━━━━━ RAW RECORDS ━━━━━

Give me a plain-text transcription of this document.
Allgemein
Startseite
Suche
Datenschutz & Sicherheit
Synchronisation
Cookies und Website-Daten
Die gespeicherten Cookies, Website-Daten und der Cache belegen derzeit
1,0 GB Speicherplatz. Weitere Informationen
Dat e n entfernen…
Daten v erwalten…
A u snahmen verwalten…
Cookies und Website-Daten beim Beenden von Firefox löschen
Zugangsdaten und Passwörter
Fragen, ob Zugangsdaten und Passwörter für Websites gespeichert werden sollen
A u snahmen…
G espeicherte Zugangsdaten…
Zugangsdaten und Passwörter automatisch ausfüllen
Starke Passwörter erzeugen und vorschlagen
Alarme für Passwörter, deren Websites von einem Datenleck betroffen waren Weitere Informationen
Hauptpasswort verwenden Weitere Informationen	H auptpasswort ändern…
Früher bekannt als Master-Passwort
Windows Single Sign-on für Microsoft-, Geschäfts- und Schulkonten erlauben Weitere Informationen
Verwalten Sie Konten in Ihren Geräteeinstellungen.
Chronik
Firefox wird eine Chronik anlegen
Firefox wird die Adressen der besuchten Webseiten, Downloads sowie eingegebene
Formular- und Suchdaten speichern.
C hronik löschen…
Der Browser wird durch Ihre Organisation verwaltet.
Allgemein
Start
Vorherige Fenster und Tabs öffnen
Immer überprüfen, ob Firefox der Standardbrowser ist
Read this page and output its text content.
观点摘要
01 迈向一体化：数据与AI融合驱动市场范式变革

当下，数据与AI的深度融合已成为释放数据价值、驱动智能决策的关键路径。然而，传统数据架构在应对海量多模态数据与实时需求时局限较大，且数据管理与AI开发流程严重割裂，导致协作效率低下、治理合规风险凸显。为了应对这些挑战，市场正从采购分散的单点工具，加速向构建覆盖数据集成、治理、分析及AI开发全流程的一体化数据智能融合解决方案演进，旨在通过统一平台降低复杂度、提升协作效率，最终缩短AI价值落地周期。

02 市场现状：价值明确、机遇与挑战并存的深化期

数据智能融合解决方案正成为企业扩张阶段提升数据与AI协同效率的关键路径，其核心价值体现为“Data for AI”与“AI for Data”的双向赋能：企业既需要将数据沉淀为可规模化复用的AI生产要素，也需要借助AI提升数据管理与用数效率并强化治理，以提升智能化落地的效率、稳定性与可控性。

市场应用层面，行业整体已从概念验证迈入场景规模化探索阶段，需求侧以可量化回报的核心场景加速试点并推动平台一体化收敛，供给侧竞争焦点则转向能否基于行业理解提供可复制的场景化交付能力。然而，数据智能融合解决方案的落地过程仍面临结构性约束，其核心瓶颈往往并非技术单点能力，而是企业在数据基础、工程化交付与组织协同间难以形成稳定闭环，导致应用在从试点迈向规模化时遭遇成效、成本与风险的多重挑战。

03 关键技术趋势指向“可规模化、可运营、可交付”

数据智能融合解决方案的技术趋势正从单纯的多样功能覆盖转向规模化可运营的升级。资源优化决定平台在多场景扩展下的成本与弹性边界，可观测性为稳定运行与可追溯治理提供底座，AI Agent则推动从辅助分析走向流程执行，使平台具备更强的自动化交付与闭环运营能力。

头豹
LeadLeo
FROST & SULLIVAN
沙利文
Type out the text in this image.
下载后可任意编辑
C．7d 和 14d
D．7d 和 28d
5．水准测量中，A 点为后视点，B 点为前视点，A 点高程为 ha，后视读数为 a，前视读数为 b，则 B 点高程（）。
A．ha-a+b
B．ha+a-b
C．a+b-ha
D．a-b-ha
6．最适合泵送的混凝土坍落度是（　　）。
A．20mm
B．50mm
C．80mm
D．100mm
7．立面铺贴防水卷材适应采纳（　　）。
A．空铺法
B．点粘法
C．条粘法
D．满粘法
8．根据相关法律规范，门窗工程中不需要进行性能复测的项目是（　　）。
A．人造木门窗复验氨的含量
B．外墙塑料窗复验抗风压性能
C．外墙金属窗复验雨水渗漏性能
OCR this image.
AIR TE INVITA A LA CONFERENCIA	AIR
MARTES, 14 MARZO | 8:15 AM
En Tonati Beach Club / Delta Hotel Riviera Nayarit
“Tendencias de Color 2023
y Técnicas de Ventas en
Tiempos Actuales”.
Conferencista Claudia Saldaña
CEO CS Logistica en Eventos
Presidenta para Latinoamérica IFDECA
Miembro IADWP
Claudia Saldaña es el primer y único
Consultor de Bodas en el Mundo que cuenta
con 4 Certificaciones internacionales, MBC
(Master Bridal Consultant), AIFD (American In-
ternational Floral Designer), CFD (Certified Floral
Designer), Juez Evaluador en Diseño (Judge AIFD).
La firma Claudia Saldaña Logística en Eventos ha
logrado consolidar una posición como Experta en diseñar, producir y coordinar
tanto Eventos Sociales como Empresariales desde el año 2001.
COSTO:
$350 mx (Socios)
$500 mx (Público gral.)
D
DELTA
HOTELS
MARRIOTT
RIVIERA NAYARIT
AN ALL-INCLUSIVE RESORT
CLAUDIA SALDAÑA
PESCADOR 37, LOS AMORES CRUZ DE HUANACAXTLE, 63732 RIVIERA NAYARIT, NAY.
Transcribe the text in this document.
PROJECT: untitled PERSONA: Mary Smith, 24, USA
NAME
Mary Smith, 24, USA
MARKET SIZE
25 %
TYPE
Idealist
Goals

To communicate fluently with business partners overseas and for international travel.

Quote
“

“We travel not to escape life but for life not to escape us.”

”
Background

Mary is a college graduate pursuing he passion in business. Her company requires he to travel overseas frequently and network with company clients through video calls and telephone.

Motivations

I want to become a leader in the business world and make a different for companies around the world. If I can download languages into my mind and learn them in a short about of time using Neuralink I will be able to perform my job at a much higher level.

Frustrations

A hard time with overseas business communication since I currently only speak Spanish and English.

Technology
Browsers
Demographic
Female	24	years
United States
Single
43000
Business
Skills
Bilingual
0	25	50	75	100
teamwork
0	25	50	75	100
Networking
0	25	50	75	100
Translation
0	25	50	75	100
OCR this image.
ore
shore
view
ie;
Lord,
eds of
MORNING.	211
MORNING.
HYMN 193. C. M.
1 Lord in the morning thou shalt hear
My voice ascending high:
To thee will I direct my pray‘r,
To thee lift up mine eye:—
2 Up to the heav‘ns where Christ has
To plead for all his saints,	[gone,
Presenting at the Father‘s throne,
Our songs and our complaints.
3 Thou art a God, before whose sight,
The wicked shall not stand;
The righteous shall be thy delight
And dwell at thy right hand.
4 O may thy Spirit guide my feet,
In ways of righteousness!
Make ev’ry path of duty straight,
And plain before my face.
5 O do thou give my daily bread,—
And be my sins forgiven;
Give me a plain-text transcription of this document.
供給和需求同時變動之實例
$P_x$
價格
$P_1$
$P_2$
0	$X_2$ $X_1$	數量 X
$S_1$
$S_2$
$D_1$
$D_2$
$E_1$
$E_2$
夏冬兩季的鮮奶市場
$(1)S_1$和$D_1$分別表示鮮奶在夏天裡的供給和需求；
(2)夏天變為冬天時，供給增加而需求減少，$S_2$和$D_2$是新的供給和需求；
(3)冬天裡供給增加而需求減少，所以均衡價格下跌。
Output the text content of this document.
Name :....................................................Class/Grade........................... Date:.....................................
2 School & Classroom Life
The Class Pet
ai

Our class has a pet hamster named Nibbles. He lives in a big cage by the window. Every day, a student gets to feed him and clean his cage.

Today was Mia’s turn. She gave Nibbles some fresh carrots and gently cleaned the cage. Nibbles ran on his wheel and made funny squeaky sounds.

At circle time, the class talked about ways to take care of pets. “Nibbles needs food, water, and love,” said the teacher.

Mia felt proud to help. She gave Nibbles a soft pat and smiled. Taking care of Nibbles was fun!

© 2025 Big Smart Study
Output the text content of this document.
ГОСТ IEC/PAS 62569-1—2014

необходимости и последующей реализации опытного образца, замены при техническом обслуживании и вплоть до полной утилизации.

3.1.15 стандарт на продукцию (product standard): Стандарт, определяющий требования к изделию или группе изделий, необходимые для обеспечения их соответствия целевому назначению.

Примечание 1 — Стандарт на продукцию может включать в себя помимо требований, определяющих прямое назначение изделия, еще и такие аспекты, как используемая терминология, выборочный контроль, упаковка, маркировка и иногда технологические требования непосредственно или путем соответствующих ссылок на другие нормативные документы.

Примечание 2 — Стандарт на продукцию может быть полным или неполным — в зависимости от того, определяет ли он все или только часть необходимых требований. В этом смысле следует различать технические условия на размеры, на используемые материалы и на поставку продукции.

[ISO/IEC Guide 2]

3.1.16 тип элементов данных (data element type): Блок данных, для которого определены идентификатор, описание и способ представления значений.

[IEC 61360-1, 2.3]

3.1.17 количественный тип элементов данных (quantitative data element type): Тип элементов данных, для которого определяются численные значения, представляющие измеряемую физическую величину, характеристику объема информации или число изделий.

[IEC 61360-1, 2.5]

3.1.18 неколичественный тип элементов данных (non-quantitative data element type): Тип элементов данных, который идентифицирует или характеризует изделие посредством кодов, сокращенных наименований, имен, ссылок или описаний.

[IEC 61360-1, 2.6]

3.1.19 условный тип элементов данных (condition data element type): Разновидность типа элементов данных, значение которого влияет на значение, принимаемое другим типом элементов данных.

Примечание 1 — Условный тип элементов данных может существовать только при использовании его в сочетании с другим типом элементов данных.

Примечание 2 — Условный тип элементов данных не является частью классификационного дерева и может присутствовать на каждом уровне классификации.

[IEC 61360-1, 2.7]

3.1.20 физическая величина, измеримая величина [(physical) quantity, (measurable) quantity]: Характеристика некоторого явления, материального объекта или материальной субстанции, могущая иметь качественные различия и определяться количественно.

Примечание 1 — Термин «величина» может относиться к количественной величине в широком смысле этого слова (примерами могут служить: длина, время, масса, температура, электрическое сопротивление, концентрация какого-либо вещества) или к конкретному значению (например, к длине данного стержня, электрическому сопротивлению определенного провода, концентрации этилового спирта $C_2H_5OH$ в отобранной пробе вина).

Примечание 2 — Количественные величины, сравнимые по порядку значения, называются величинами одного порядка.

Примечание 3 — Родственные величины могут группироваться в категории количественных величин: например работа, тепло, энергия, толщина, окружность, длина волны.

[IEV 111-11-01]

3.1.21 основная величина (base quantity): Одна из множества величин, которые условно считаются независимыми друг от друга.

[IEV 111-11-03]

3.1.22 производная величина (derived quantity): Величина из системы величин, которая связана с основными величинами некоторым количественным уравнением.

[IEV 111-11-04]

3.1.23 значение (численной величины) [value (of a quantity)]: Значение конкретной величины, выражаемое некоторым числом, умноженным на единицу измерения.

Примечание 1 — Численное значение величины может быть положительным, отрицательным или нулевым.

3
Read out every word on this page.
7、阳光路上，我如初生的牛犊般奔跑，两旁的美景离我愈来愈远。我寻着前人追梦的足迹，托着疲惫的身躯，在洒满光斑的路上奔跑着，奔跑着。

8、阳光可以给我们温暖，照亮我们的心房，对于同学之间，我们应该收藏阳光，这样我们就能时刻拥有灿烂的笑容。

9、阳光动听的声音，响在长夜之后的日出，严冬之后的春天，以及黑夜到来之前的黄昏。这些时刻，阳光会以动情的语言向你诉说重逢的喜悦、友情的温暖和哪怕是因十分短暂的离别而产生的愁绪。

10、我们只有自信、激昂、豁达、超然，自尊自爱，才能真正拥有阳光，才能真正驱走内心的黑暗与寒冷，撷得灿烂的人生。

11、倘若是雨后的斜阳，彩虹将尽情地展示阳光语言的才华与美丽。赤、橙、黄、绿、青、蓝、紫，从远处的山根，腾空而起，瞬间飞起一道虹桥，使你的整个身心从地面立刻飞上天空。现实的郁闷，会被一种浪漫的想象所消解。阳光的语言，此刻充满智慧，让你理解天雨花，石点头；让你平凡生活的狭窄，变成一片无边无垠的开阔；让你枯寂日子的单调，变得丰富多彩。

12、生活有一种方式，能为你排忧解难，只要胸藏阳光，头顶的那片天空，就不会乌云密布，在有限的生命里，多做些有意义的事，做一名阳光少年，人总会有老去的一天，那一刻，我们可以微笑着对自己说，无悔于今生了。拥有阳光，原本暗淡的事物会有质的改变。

━━━━━

**PROBLEM DETAILS**
Pull out every line in the data above that has the word "только".

**SOLUTION TO THE EXERCISE**
Примечание 2 — Стандарт на продукцию может быть полным или неполным — в зависимости от того, определяет ли он все или только часть необходимых требований. В этом смысле следует различать технические условия на размеры, на используемые материалы и на поставку продукции.
Примечание 1 — Условный тип элементов данных может существовать только при использовании его в сочетании с другим типом элементов данных.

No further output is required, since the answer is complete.